— What is required —
Lines holding the string "ranking" are the ones to copy from this listing.

— Raw records —
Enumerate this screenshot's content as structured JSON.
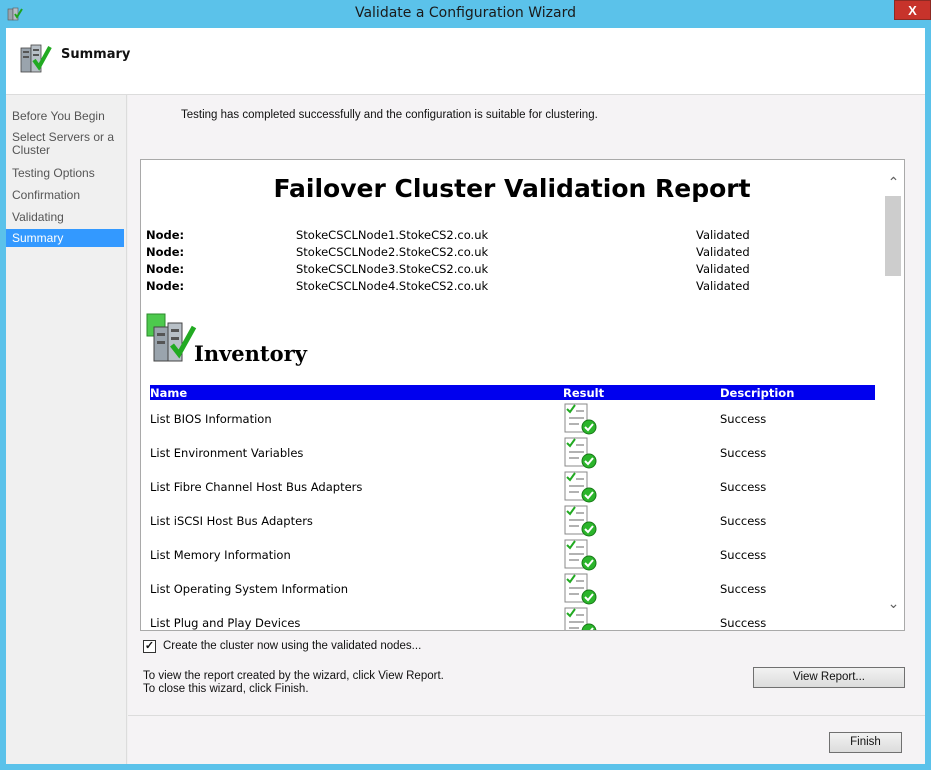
{
  "window": {
    "title": "Validate a Configuration Wizard",
    "close_label": "X"
  },
  "header": {
    "title": "Summary",
    "icon": "cluster-validate-icon"
  },
  "nav": {
    "items": [
      {
        "label": "Before You Begin"
      },
      {
        "label": "Select Servers or a Cluster"
      },
      {
        "label": "Testing Options"
      },
      {
        "label": "Confirmation"
      },
      {
        "label": "Validating"
      },
      {
        "label": "Summary",
        "active": true
      }
    ]
  },
  "main": {
    "status_message": "Testing has completed successfully and the configuration is suitable for clustering.",
    "report": {
      "title": "Failover Cluster Validation Report",
      "nodes": [
        {
          "label": "Node:",
          "name": "StokeCSCLNode1.StokeCS2.co.uk",
          "status": "Validated"
        },
        {
          "label": "Node:",
          "name": "StokeCSCLNode2.StokeCS2.co.uk",
          "status": "Validated"
        },
        {
          "label": "Node:",
          "name": "StokeCSCLNode3.StokeCS2.co.uk",
          "status": "Validated"
        },
        {
          "label": "Node:",
          "name": "StokeCSCLNode4.StokeCS2.co.uk",
          "status": "Validated"
        }
      ],
      "section_title": "Inventory",
      "table_headers": {
        "name": "Name",
        "result": "Result",
        "description": "Description"
      },
      "rows": [
        {
          "name": "List BIOS Information",
          "description": "Success"
        },
        {
          "name": "List Environment Variables",
          "description": "Success"
        },
        {
          "name": "List Fibre Channel Host Bus Adapters",
          "description": "Success"
        },
        {
          "name": "List iSCSI Host Bus Adapters",
          "description": "Success"
        },
        {
          "name": "List Memory Information",
          "description": "Success"
        },
        {
          "name": "List Operating System Information",
          "description": "Success"
        },
        {
          "name": "List Plug and Play Devices",
          "description": "Success"
        }
      ]
    },
    "create_cluster_checkbox": {
      "label": "Create the cluster now using the validated nodes...",
      "checked": true
    },
    "info_lines": [
      "To view the report created by the wizard, click View Report.",
      "To close this wizard, click Finish."
    ],
    "view_report_label": "View Report...",
    "finish_label": "Finish"
  },
  "colors": {
    "titlebar": "#5bc2ea",
    "nav_active": "#3399ff",
    "table_header": "#0000ee",
    "close": "#c7332b"
  }
}
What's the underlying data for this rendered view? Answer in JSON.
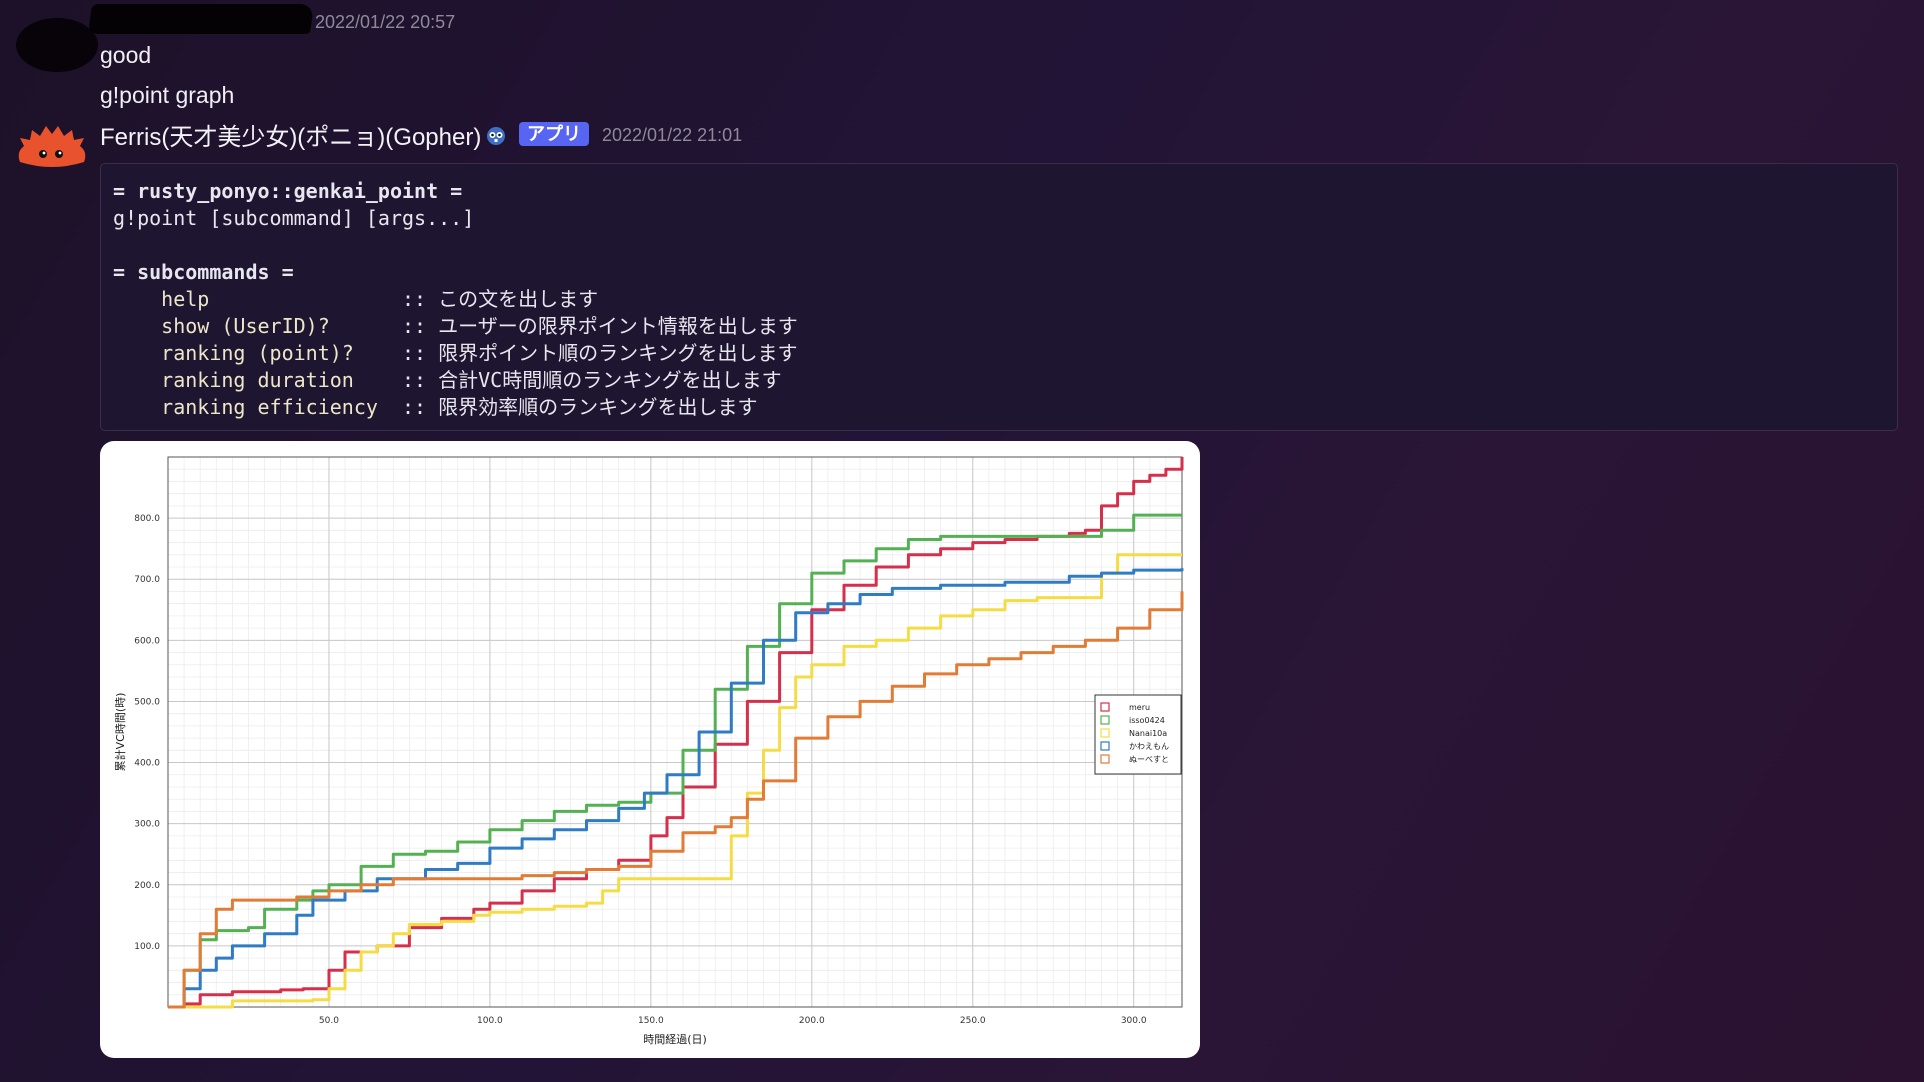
{
  "messages": {
    "first": {
      "timestamp": "2022/01/22 20:57",
      "lines": [
        "good",
        "g!point graph"
      ]
    },
    "bot": {
      "name": "Ferris(天才美少女)(ポニョ)(Gopher)",
      "badge": "アプリ",
      "timestamp": "2022/01/22 21:01",
      "code": {
        "title": "= rusty_ponyo::genkai_point =",
        "usage": "g!point [subcommand] [args...]",
        "subtitle": "= subcommands =",
        "commands": [
          {
            "cmd": "help",
            "desc": ":: この文を出します"
          },
          {
            "cmd": "show (UserID)?",
            "desc": ":: ユーザーの限界ポイント情報を出します"
          },
          {
            "cmd": "ranking (point)?",
            "desc": ":: 限界ポイント順のランキングを出します"
          },
          {
            "cmd": "ranking duration",
            "desc": ":: 合計VC時間順のランキングを出します"
          },
          {
            "cmd": "ranking efficiency",
            "desc": ":: 限界効率順のランキングを出します"
          }
        ]
      }
    }
  },
  "chart_data": {
    "type": "line",
    "xlabel": "時間経過(日)",
    "ylabel": "累計VC時間(時)",
    "xlim": [
      0,
      315
    ],
    "ylim": [
      0,
      900
    ],
    "xticks": [
      "50.0",
      "100.0",
      "150.0",
      "200.0",
      "250.0",
      "300.0"
    ],
    "yticks": [
      "100.0",
      "200.0",
      "300.0",
      "400.0",
      "500.0",
      "600.0",
      "700.0",
      "800.0"
    ],
    "grid": true,
    "legend_position": "right",
    "series": [
      {
        "name": "meru",
        "color": "#d62f4b",
        "points": [
          [
            0,
            0
          ],
          [
            5,
            5
          ],
          [
            10,
            20
          ],
          [
            20,
            25
          ],
          [
            35,
            28
          ],
          [
            42,
            30
          ],
          [
            50,
            60
          ],
          [
            55,
            90
          ],
          [
            65,
            100
          ],
          [
            75,
            130
          ],
          [
            85,
            145
          ],
          [
            95,
            160
          ],
          [
            100,
            170
          ],
          [
            110,
            190
          ],
          [
            120,
            210
          ],
          [
            130,
            225
          ],
          [
            140,
            240
          ],
          [
            150,
            280
          ],
          [
            155,
            310
          ],
          [
            160,
            360
          ],
          [
            170,
            430
          ],
          [
            180,
            500
          ],
          [
            190,
            580
          ],
          [
            200,
            650
          ],
          [
            210,
            690
          ],
          [
            220,
            720
          ],
          [
            230,
            740
          ],
          [
            240,
            750
          ],
          [
            250,
            760
          ],
          [
            260,
            765
          ],
          [
            270,
            770
          ],
          [
            280,
            775
          ],
          [
            285,
            780
          ],
          [
            290,
            820
          ],
          [
            295,
            840
          ],
          [
            300,
            860
          ],
          [
            305,
            870
          ],
          [
            310,
            880
          ],
          [
            315,
            900
          ]
        ]
      },
      {
        "name": "isso0424",
        "color": "#54b153",
        "points": [
          [
            0,
            0
          ],
          [
            5,
            60
          ],
          [
            10,
            110
          ],
          [
            15,
            125
          ],
          [
            25,
            130
          ],
          [
            30,
            160
          ],
          [
            40,
            175
          ],
          [
            45,
            190
          ],
          [
            50,
            200
          ],
          [
            60,
            230
          ],
          [
            70,
            250
          ],
          [
            80,
            255
          ],
          [
            90,
            270
          ],
          [
            100,
            290
          ],
          [
            110,
            305
          ],
          [
            120,
            320
          ],
          [
            130,
            330
          ],
          [
            140,
            335
          ],
          [
            150,
            350
          ],
          [
            160,
            420
          ],
          [
            170,
            520
          ],
          [
            180,
            590
          ],
          [
            190,
            660
          ],
          [
            200,
            710
          ],
          [
            210,
            730
          ],
          [
            220,
            750
          ],
          [
            230,
            765
          ],
          [
            240,
            770
          ],
          [
            250,
            770
          ],
          [
            260,
            770
          ],
          [
            270,
            770
          ],
          [
            280,
            770
          ],
          [
            290,
            780
          ],
          [
            300,
            805
          ],
          [
            315,
            805
          ]
        ]
      },
      {
        "name": "Nanai10a",
        "color": "#f5dc45",
        "points": [
          [
            0,
            0
          ],
          [
            15,
            0
          ],
          [
            20,
            10
          ],
          [
            30,
            10
          ],
          [
            45,
            12
          ],
          [
            50,
            30
          ],
          [
            55,
            60
          ],
          [
            60,
            90
          ],
          [
            65,
            100
          ],
          [
            70,
            120
          ],
          [
            75,
            135
          ],
          [
            85,
            140
          ],
          [
            95,
            150
          ],
          [
            100,
            155
          ],
          [
            110,
            160
          ],
          [
            120,
            165
          ],
          [
            130,
            170
          ],
          [
            135,
            190
          ],
          [
            140,
            210
          ],
          [
            150,
            210
          ],
          [
            160,
            210
          ],
          [
            170,
            210
          ],
          [
            175,
            280
          ],
          [
            180,
            350
          ],
          [
            185,
            420
          ],
          [
            190,
            490
          ],
          [
            195,
            540
          ],
          [
            200,
            560
          ],
          [
            210,
            590
          ],
          [
            220,
            600
          ],
          [
            230,
            620
          ],
          [
            240,
            640
          ],
          [
            250,
            650
          ],
          [
            260,
            665
          ],
          [
            270,
            670
          ],
          [
            285,
            670
          ],
          [
            290,
            710
          ],
          [
            295,
            740
          ],
          [
            315,
            740
          ]
        ]
      },
      {
        "name": "かわえもん",
        "color": "#2f7bc4",
        "points": [
          [
            0,
            0
          ],
          [
            5,
            30
          ],
          [
            10,
            60
          ],
          [
            15,
            80
          ],
          [
            20,
            100
          ],
          [
            30,
            120
          ],
          [
            40,
            150
          ],
          [
            45,
            175
          ],
          [
            55,
            190
          ],
          [
            65,
            210
          ],
          [
            80,
            225
          ],
          [
            90,
            235
          ],
          [
            100,
            260
          ],
          [
            110,
            275
          ],
          [
            120,
            290
          ],
          [
            130,
            305
          ],
          [
            140,
            325
          ],
          [
            148,
            350
          ],
          [
            155,
            380
          ],
          [
            165,
            450
          ],
          [
            175,
            530
          ],
          [
            185,
            600
          ],
          [
            195,
            645
          ],
          [
            205,
            660
          ],
          [
            215,
            675
          ],
          [
            225,
            685
          ],
          [
            240,
            690
          ],
          [
            260,
            695
          ],
          [
            280,
            705
          ],
          [
            290,
            710
          ],
          [
            300,
            715
          ],
          [
            315,
            718
          ]
        ]
      },
      {
        "name": "ぬーべすと",
        "color": "#e17b36",
        "points": [
          [
            0,
            0
          ],
          [
            5,
            60
          ],
          [
            10,
            120
          ],
          [
            15,
            160
          ],
          [
            20,
            175
          ],
          [
            30,
            175
          ],
          [
            40,
            180
          ],
          [
            50,
            190
          ],
          [
            60,
            200
          ],
          [
            70,
            210
          ],
          [
            80,
            210
          ],
          [
            95,
            210
          ],
          [
            110,
            215
          ],
          [
            120,
            220
          ],
          [
            130,
            225
          ],
          [
            140,
            230
          ],
          [
            150,
            255
          ],
          [
            160,
            285
          ],
          [
            170,
            295
          ],
          [
            175,
            310
          ],
          [
            180,
            340
          ],
          [
            185,
            370
          ],
          [
            195,
            440
          ],
          [
            205,
            475
          ],
          [
            215,
            500
          ],
          [
            225,
            525
          ],
          [
            235,
            545
          ],
          [
            245,
            560
          ],
          [
            255,
            570
          ],
          [
            265,
            580
          ],
          [
            275,
            590
          ],
          [
            285,
            600
          ],
          [
            295,
            620
          ],
          [
            305,
            650
          ],
          [
            315,
            680
          ]
        ]
      }
    ]
  }
}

— Expected answer —
            "cmd": "ranking (point)?",
            "cmd": "ranking duration",
            "cmd": "ranking efficiency",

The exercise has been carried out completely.